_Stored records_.
□ □ □
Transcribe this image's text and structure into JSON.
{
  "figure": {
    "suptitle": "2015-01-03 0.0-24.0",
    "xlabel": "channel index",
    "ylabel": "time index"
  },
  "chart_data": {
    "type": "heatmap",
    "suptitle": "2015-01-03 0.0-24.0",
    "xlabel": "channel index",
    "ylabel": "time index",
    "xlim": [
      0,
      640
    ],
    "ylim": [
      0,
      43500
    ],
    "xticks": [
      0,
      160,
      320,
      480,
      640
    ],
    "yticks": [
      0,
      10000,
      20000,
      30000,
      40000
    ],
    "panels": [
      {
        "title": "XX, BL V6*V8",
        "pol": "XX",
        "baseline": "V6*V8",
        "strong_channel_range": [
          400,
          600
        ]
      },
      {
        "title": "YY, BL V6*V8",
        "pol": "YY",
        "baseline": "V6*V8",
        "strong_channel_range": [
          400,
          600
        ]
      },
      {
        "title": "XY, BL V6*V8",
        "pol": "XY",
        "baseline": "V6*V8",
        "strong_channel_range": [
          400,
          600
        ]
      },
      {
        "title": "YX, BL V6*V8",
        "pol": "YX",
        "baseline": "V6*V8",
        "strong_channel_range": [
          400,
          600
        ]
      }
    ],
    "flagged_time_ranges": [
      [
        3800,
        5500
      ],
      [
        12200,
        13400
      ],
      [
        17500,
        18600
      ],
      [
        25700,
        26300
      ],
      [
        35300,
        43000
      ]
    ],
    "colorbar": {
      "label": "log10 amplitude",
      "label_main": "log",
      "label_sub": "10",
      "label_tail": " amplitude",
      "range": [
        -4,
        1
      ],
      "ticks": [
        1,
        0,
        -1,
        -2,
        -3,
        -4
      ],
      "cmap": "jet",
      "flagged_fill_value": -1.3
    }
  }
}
□ □ □
_WHAT TO PRODUCE_. From the data above, extract every line in its exact form.

_EXPECTED ANSWER_.
Transcribe this image's text and structure into JSON.
{
  "figure": {
    "suptitle": "2015-01-03 0.0-24.0",
    "xlabel": "channel index",
    "ylabel": "time index"
  },
  "chart_data": {
    "type": "heatmap",
    "suptitle": "2015-01-03 0.0-24.0",
    "xlabel": "channel index",
    "ylabel": "time index",
    "xlim": [
      0,
      640
    ],
    "ylim": [
      0,
      43500
    ],
    "xticks": [
      0,
      160,
      320,
      480,
      640
    ],
    "yticks": [
      0,
      10000,
      20000,
      30000,
      40000
    ],
    "panels": [
      {
        "title": "XX, BL V6*V8",
        "pol": "XX",
        "baseline": "V6*V8",
        "strong_channel_range": [
          400,
          600
        ]
      },
      {
        "title": "YY, BL V6*V8",
        "pol": "YY",
        "baseline": "V6*V8",
        "strong_channel_range": [
          400,
          600
        ]
      },
      {
        "title": "XY, BL V6*V8",
        "pol": "XY",
        "baseline": "V6*V8",
        "strong_channel_range": [
          400,
          600
        ]
      },
      {
        "title": "YX, BL V6*V8",
        "pol": "YX",
        "baseline": "V6*V8",
        "strong_channel_range": [
          400,
          600
        ]
      }
    ],
    "flagged_time_ranges": [
      [
        3800,
        5500
      ],
      [
        12200,
        13400
      ],
      [
        17500,
        18600
      ],
      [
        25700,
        26300
      ],
      [
        35300,
        43000
      ]
    ],
    "colorbar": {
      "label": "log10 amplitude",
      "label_main": "log",
      "label_sub": "10",
      "label_tail": " amplitude",
      "range": [
        -4,
        1
      ],
      "ticks": [
        1,
        0,
        -1,
        -2,
        -3,
        -4
      ],
      "cmap": "jet",
      "flagged_fill_value": -1.3
    }
  }
}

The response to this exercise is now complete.